## Begin

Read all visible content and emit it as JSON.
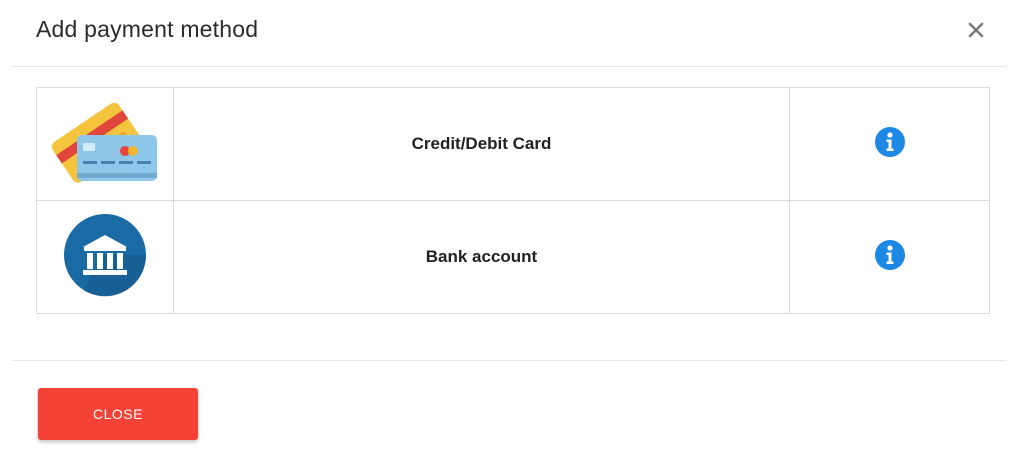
{
  "dialog": {
    "title": "Add payment method",
    "close_icon": "close-x-icon"
  },
  "methods": [
    {
      "label": "Credit/Debit Card",
      "icon": "credit-card-icon",
      "info_icon": "info-icon"
    },
    {
      "label": "Bank account",
      "icon": "bank-icon",
      "info_icon": "info-icon"
    }
  ],
  "footer": {
    "close_label": "CLOSE"
  },
  "colors": {
    "close_button": "#f44336",
    "info_icon": "#1e88e5",
    "bank_circle": "#1a6aa3",
    "border": "#dcdcdc"
  }
}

## End

#### Directive:
Exclude the pictures and transcribe all of the entries exactly.

#### Result of the exercise:
Read all visible content and emit it as JSON.
{
  "dialog": {
    "title": "Add payment method",
    "close_icon": "close-x-icon"
  },
  "methods": [
    {
      "label": "Credit/Debit Card",
      "icon": "credit-card-icon",
      "info_icon": "info-icon"
    },
    {
      "label": "Bank account",
      "icon": "bank-icon",
      "info_icon": "info-icon"
    }
  ],
  "footer": {
    "close_label": "CLOSE"
  },
  "colors": {
    "close_button": "#f44336",
    "info_icon": "#1e88e5",
    "bank_circle": "#1a6aa3",
    "border": "#dcdcdc"
  }
}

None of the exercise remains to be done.